> Dataset extract:
══════════════════════════════

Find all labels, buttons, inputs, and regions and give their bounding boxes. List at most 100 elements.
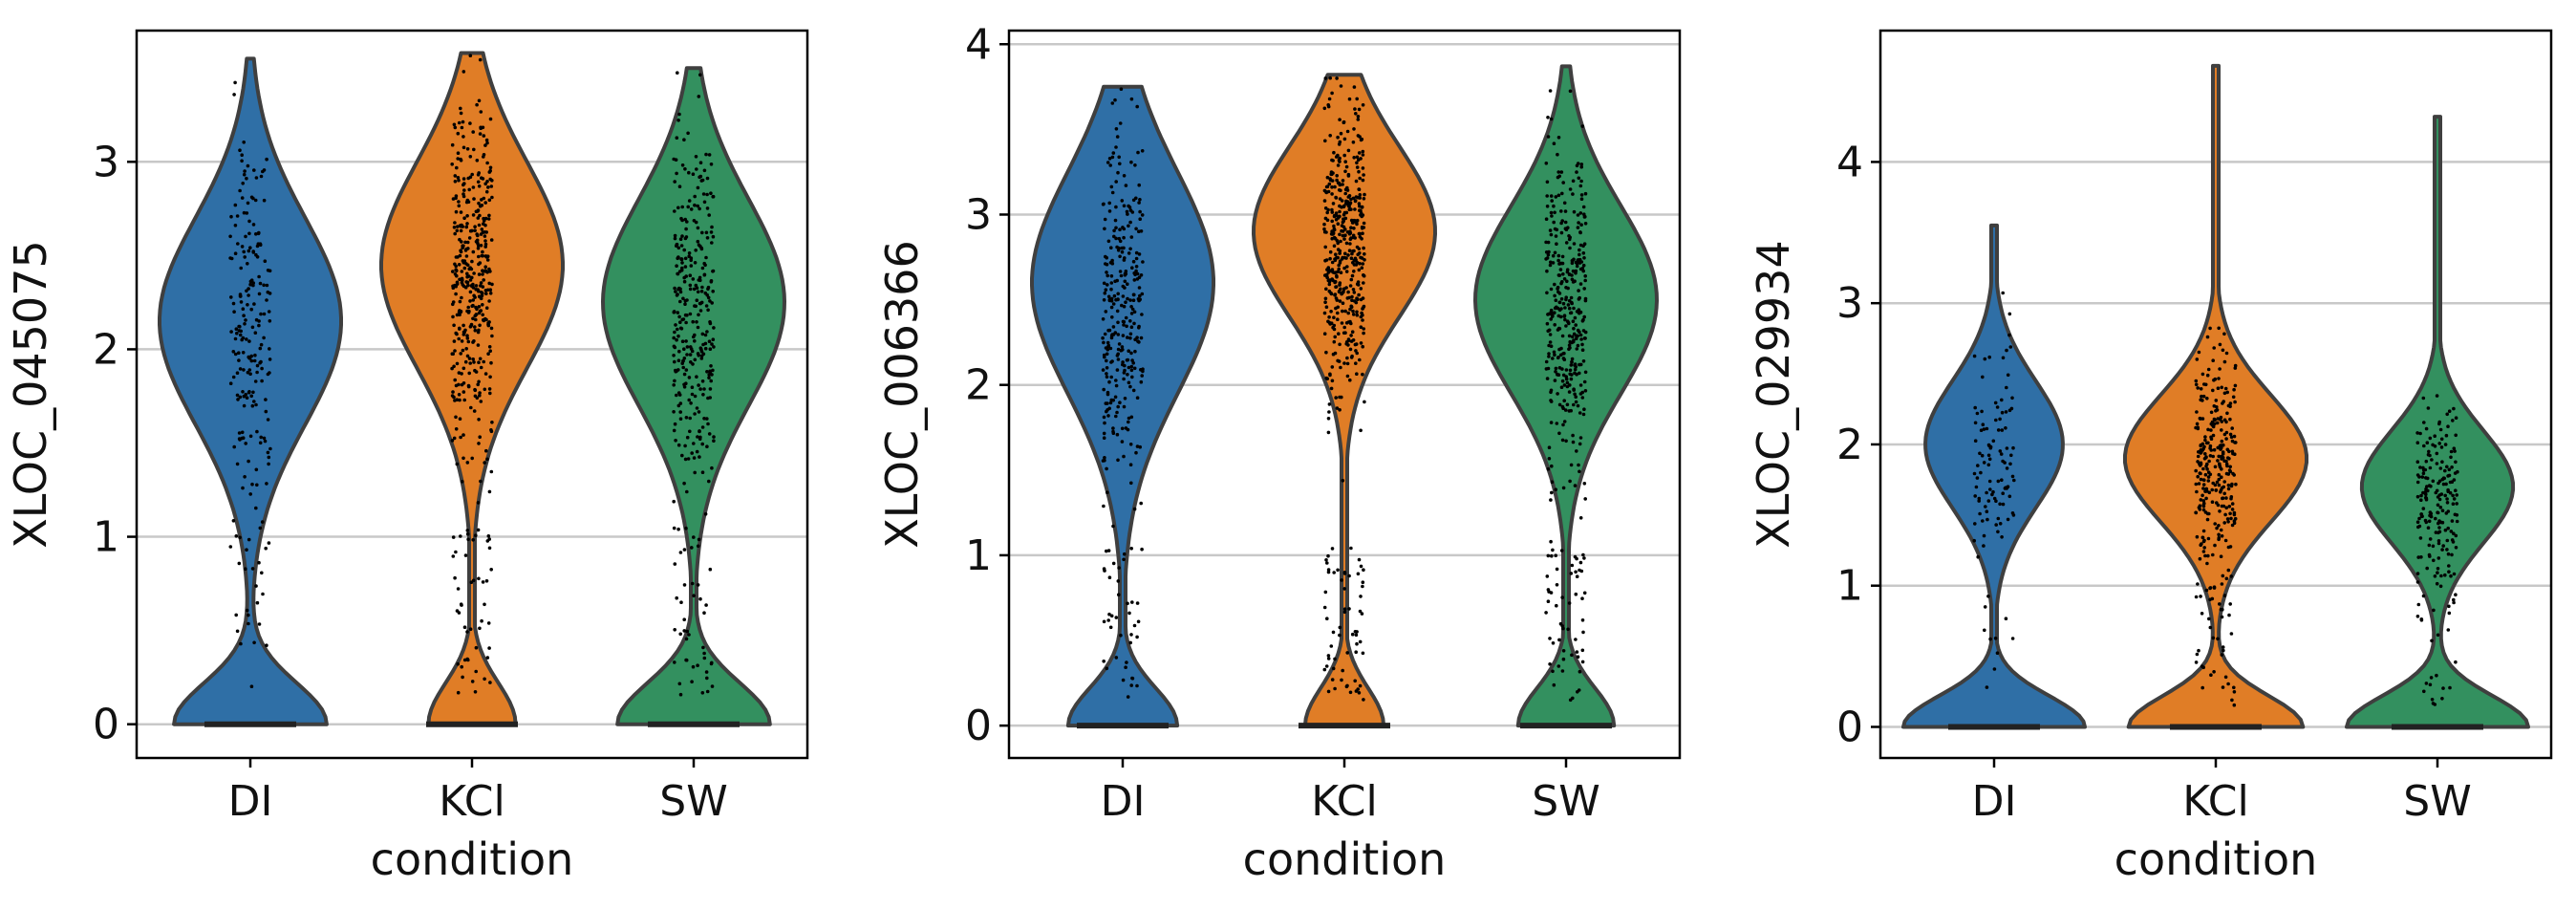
data-point — [1973, 522, 1977, 526]
data-point — [457, 204, 462, 208]
data-point — [1355, 641, 1359, 646]
data-point — [1574, 323, 1578, 327]
data-point — [486, 352, 490, 357]
data-point — [2220, 439, 2224, 444]
data-point — [474, 645, 479, 650]
data-point — [474, 284, 479, 288]
data-point — [1137, 252, 1142, 256]
data-point — [693, 261, 698, 265]
data-point — [476, 501, 481, 505]
data-point — [483, 372, 488, 376]
data-point — [452, 436, 457, 441]
data-point — [1110, 258, 1114, 263]
data-point — [1140, 547, 1144, 552]
data-point — [2450, 552, 2454, 557]
data-point — [1138, 217, 1142, 221]
data-point — [1359, 287, 1363, 291]
data-point — [1559, 170, 1564, 174]
data-point — [704, 670, 709, 674]
data-point — [707, 213, 711, 217]
data-point — [672, 526, 676, 530]
data-point — [1128, 332, 1133, 336]
data-point — [1356, 118, 1361, 121]
data-point — [690, 581, 695, 586]
data-point — [1576, 226, 1580, 229]
data-point — [1135, 396, 1140, 400]
data-point — [1562, 399, 1566, 403]
data-point — [229, 330, 233, 334]
data-point — [1340, 395, 1343, 400]
data-point — [1567, 334, 1572, 338]
data-point — [1986, 463, 1991, 467]
data-point — [1342, 361, 1346, 365]
data-point — [2007, 333, 2011, 337]
data-point — [247, 339, 251, 343]
data-point — [2215, 501, 2219, 505]
data-point — [1123, 279, 1127, 284]
data-point — [2452, 600, 2456, 605]
data-point — [1573, 279, 1577, 284]
data-point — [1334, 252, 1338, 257]
data-point — [2448, 480, 2453, 485]
data-point — [1979, 428, 1984, 433]
data-point — [247, 390, 251, 394]
data-point — [1986, 453, 1991, 458]
data-point — [484, 255, 489, 259]
data-point — [1582, 407, 1586, 412]
data-point — [1324, 664, 1329, 668]
data-point — [2436, 567, 2440, 571]
data-point — [691, 664, 696, 669]
y-tick-label: 0 — [1836, 703, 1863, 751]
data-point — [1549, 399, 1553, 402]
data-point — [2209, 428, 2213, 432]
x-tick-label-sw: SW — [1532, 777, 1599, 826]
data-point — [1339, 131, 1343, 136]
data-point — [2432, 608, 2436, 613]
data-point — [1570, 301, 1574, 306]
data-point — [1564, 375, 1568, 379]
data-point — [2204, 465, 2208, 468]
data-point — [2422, 689, 2426, 694]
data-point — [2430, 698, 2435, 702]
data-point — [2433, 434, 2436, 439]
data-point — [1574, 400, 1578, 404]
data-point — [469, 322, 474, 327]
data-point — [469, 405, 473, 410]
data-point — [701, 645, 705, 650]
data-point — [678, 417, 683, 422]
data-point — [1356, 283, 1361, 287]
data-point — [2436, 503, 2440, 508]
data-point — [2217, 535, 2222, 540]
data-point — [1555, 422, 1559, 425]
data-point — [1328, 177, 1332, 181]
data-point — [242, 403, 247, 408]
data-point — [267, 310, 271, 314]
data-point — [2233, 516, 2238, 521]
data-point — [700, 285, 704, 290]
data-point — [264, 409, 268, 414]
violin-body-sw — [1473, 64, 1659, 728]
data-point — [1568, 479, 1572, 484]
data-point — [1121, 294, 1126, 298]
data-point — [466, 176, 471, 181]
data-point — [2219, 554, 2223, 558]
data-point — [460, 295, 463, 300]
data-point — [695, 167, 698, 171]
data-point — [1106, 161, 1110, 164]
data-point — [2004, 410, 2008, 414]
data-point — [1546, 116, 1550, 119]
data-point — [1346, 148, 1351, 153]
data-point — [1351, 313, 1356, 316]
data-point — [1129, 97, 1134, 101]
data-point — [1358, 251, 1362, 255]
data-point — [1578, 211, 1583, 215]
data-point — [2212, 585, 2217, 589]
data-point — [253, 198, 258, 203]
data-point — [1575, 347, 1579, 351]
data-point — [676, 327, 679, 332]
data-point — [1357, 202, 1362, 206]
data-point — [264, 398, 268, 401]
data-point — [2219, 487, 2223, 492]
data-point — [685, 489, 689, 494]
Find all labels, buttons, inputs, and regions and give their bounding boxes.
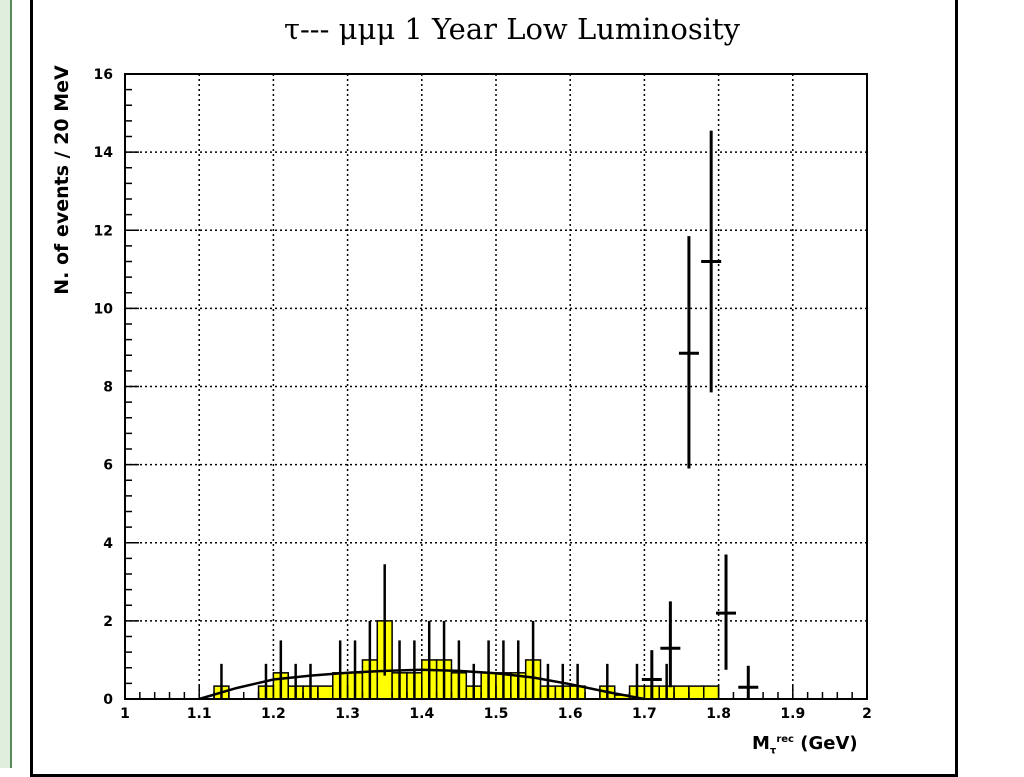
x-tick-label: 1.2 [261, 706, 286, 722]
x-tick-label: 1.7 [632, 706, 657, 722]
histogram-bin [673, 685, 690, 700]
y-tick-label: 0 [103, 692, 113, 708]
x-tick-label: 1.9 [780, 706, 805, 722]
x-axis-label-unit: (GeV) [800, 733, 858, 754]
y-tick-label: 2 [103, 614, 113, 630]
x-axis-label-sub: τ [769, 745, 777, 757]
y-tick-label: 6 [103, 458, 113, 474]
histogram-bin [688, 685, 705, 700]
x-tick-label: 1 [120, 706, 130, 722]
x-tick-label: 1.1 [187, 706, 212, 722]
histogram-bin [317, 685, 334, 700]
x-tick-label: 1.8 [706, 706, 731, 722]
x-axis-label: Mτrec (GeV) [752, 733, 858, 757]
x-axis-label-sup: rec [776, 734, 794, 745]
histogram-bin [703, 685, 720, 700]
x-tick-label: 2 [862, 706, 872, 722]
y-tick-label: 8 [103, 380, 113, 396]
x-tick-label: 1.5 [484, 706, 509, 722]
x-axis-label-main: M [752, 733, 770, 754]
window-left-edge [0, 0, 12, 768]
chart-title: τ--- μμμ 1 Year Low Luminosity [283, 12, 741, 46]
fit-curve [198, 668, 645, 701]
y-tick-label: 14 [94, 145, 114, 161]
x-tick-label: 1.4 [409, 706, 434, 722]
y-tick-label: 16 [94, 67, 113, 83]
y-tick-label: 12 [94, 223, 113, 239]
x-tick-label: 1.3 [335, 706, 360, 722]
y-tick-label: 4 [103, 536, 113, 552]
y-tick-label: 10 [94, 301, 114, 317]
x-tick-label: 1.6 [558, 706, 583, 722]
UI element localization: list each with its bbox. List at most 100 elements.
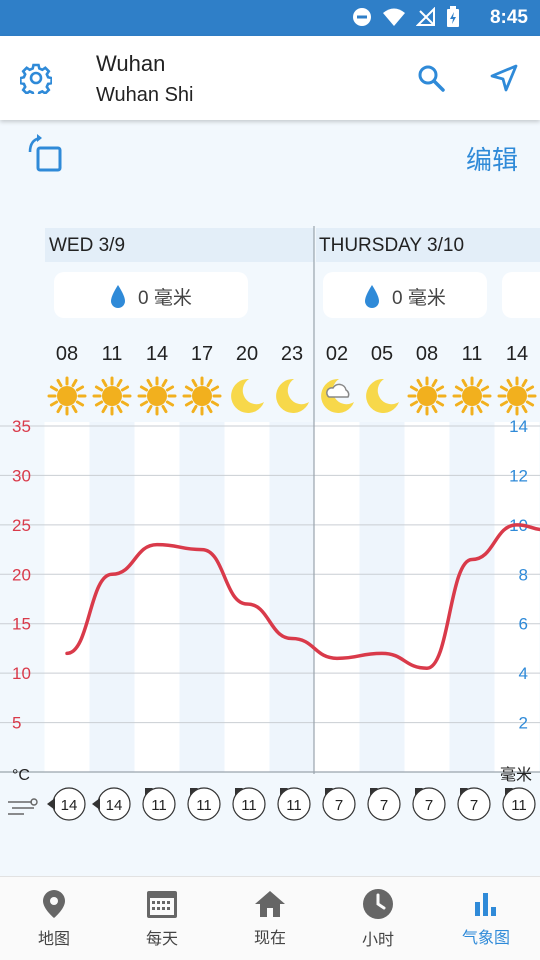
- hour-label: 17: [191, 343, 213, 365]
- column-band: [314, 422, 360, 772]
- nav-now[interactable]: 现在: [216, 877, 324, 960]
- nav-hourly-label: 小时: [361, 931, 394, 949]
- sun-icon: [182, 376, 222, 416]
- wind-badge: 11: [277, 787, 311, 821]
- gear-icon: [20, 63, 52, 94]
- wind-direction-icon: [280, 788, 288, 796]
- column-band: [359, 422, 405, 772]
- column-band: [224, 422, 270, 772]
- hour-label: 11: [102, 343, 123, 365]
- chart-toolbar: 编辑: [0, 122, 540, 192]
- sun-icon: [47, 376, 87, 416]
- column-band: [134, 422, 180, 772]
- wind-badge: 14: [92, 787, 131, 821]
- wind-icon: [8, 801, 34, 815]
- wind-direction-icon: [92, 798, 100, 810]
- wind-direction-icon: [47, 798, 55, 810]
- y-tick-right: 4: [519, 664, 528, 683]
- y-tick-right: 6: [519, 615, 528, 634]
- wind-row-icon: [8, 798, 38, 815]
- status-time: 8:45: [489, 7, 528, 28]
- wind-speed-value: 7: [470, 797, 478, 814]
- precip-pill-thu: 0 毫米: [323, 272, 487, 318]
- y-tick-left: 25: [12, 516, 31, 535]
- wind-direction-icon: [325, 788, 333, 796]
- wind-direction-icon: [415, 788, 423, 796]
- bottom-navigation: 地图 每天 现在 小时 气象图: [0, 876, 540, 960]
- wind-speed-value: 7: [380, 797, 388, 814]
- nav-hourly[interactable]: 小时: [324, 877, 432, 960]
- app-bar: Wuhan Wuhan Shi: [0, 36, 540, 120]
- column-band: [494, 422, 540, 772]
- cloudy-night-icon: [321, 378, 354, 413]
- sun-icon: [452, 376, 492, 416]
- y-tick-left: 20: [12, 565, 31, 584]
- hour-label: 23: [281, 343, 303, 365]
- nav-map[interactable]: 地图: [0, 877, 108, 960]
- y-tick-left: 10: [12, 664, 31, 683]
- wind-direction-icon: [460, 788, 468, 796]
- hour-label: 14: [506, 343, 528, 365]
- meteogram: WED 3/9 THURSDAY 3/10 0 毫米 0 毫米 08 11 14 17…: [0, 222, 540, 832]
- region-name[interactable]: Wuhan Shi: [96, 84, 194, 106]
- wind-badge: 7: [457, 787, 491, 821]
- settings-button[interactable]: [14, 56, 58, 100]
- y-axis-unit-right: 毫米: [500, 765, 532, 784]
- status-icons: [352, 6, 460, 33]
- battery-charging-icon: [446, 6, 460, 33]
- wind-direction-icon: [145, 788, 153, 796]
- rotate-icon: [28, 134, 62, 172]
- column-band: [269, 422, 315, 772]
- y-tick-left: 30: [12, 466, 31, 485]
- y-tick-right: 8: [519, 565, 528, 584]
- clock-icon: [363, 888, 393, 919]
- raindrop-icon: [365, 285, 379, 308]
- day-label-thu: THURSDAY 3/10: [319, 235, 464, 256]
- y-tick-right: 14: [509, 417, 528, 436]
- sun-icon: [497, 376, 537, 416]
- sun-icon: [137, 376, 177, 416]
- y-tick-right: 12: [509, 466, 528, 485]
- search-button[interactable]: [409, 56, 453, 100]
- wind-speed-value: 11: [241, 797, 257, 814]
- nav-daily[interactable]: 每天: [108, 877, 216, 960]
- y-tick-left: 35: [12, 417, 31, 436]
- city-name[interactable]: Wuhan: [96, 51, 166, 76]
- rotate-screen-button[interactable]: [26, 134, 66, 179]
- wind-direction-icon: [505, 788, 513, 796]
- moon-icon: [366, 378, 399, 413]
- nav-map-label: 地图: [37, 930, 70, 948]
- column-band: [449, 422, 495, 772]
- hour-label: 08: [416, 343, 438, 365]
- edit-button[interactable]: 编辑: [465, 145, 518, 175]
- hour-label: 11: [462, 343, 483, 365]
- locate-button[interactable]: [482, 56, 526, 100]
- wind-badge: 11: [142, 787, 176, 821]
- wind-badge: 14: [47, 787, 86, 821]
- day-header-thu: [316, 228, 540, 262]
- moon-icon: [231, 378, 264, 413]
- wind-direction-icon: [235, 788, 243, 796]
- y-axis-unit-left: °C: [12, 767, 30, 784]
- map-pin-icon: [43, 889, 65, 918]
- day-label-wed: WED 3/9: [49, 235, 125, 256]
- hour-label: 14: [146, 343, 168, 365]
- search-icon: [418, 65, 445, 92]
- sun-icon: [407, 376, 447, 416]
- column-band: [89, 422, 135, 772]
- wifi-icon: [382, 7, 406, 32]
- wind-badge: 7: [322, 787, 356, 821]
- status-bar: 8:45: [0, 0, 540, 36]
- wind-speed-value: 11: [286, 797, 302, 814]
- column-band: [179, 422, 225, 772]
- wind-badge: 7: [412, 787, 446, 821]
- precip-pill-next: [502, 272, 540, 318]
- home-icon: [255, 890, 285, 917]
- hour-label: 20: [236, 343, 258, 365]
- precip-total-thu: 0 毫米: [392, 287, 446, 309]
- wind-speed-value: 11: [511, 797, 527, 814]
- wind-direction-icon: [370, 788, 378, 796]
- wind-direction-icon: [190, 788, 198, 796]
- column-band: [404, 422, 450, 772]
- nav-meteogram[interactable]: 气象图: [432, 877, 540, 960]
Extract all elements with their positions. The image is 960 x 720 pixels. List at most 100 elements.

══════════════════════════════

Reproduce, without any change, the records between the lines holding "data-point — [1973, 522, 1977, 526]" and "y-tick-label: 0 — [1836, 703, 1863, 751]", inclusive.

> Response:
data-point — [1973, 522, 1977, 526]
data-point — [457, 204, 462, 208]
data-point — [1355, 641, 1359, 646]
data-point — [1574, 323, 1578, 327]
data-point — [486, 352, 490, 357]
data-point — [2220, 439, 2224, 444]
data-point — [474, 645, 479, 650]
data-point — [474, 284, 479, 288]
data-point — [1137, 252, 1142, 256]
data-point — [693, 261, 698, 265]
data-point — [476, 501, 481, 505]
data-point — [483, 372, 488, 376]
data-point — [452, 436, 457, 441]
data-point — [1110, 258, 1114, 263]
data-point — [1140, 547, 1144, 552]
data-point — [2450, 552, 2454, 557]
data-point — [1138, 217, 1142, 221]
data-point — [1359, 287, 1363, 291]
data-point — [1559, 170, 1564, 174]
data-point — [704, 670, 709, 674]
data-point — [707, 213, 711, 217]
data-point — [672, 526, 676, 530]
data-point — [1128, 332, 1133, 336]
data-point — [1356, 118, 1361, 121]
data-point — [690, 581, 695, 586]
data-point — [1576, 226, 1580, 229]
data-point — [1135, 396, 1140, 400]
data-point — [1562, 399, 1566, 403]
data-point — [229, 330, 233, 334]
data-point — [1340, 395, 1343, 400]
data-point — [1567, 334, 1572, 338]
data-point — [1986, 463, 1991, 467]
data-point — [1342, 361, 1346, 365]
data-point — [2007, 333, 2011, 337]
data-point — [247, 339, 251, 343]
data-point — [2215, 501, 2219, 505]
data-point — [1123, 279, 1127, 284]
data-point — [2452, 600, 2456, 605]
data-point — [1573, 279, 1577, 284]
data-point — [1334, 252, 1338, 257]
data-point — [2448, 480, 2453, 485]
data-point — [1979, 428, 1984, 433]
data-point — [247, 390, 251, 394]
data-point — [1986, 453, 1991, 458]
data-point — [484, 255, 489, 259]
data-point — [1582, 407, 1586, 412]
data-point — [1324, 664, 1329, 668]
data-point — [2436, 567, 2440, 571]
data-point — [691, 664, 696, 669]
y-tick-label: 0 — [1836, 703, 1863, 751]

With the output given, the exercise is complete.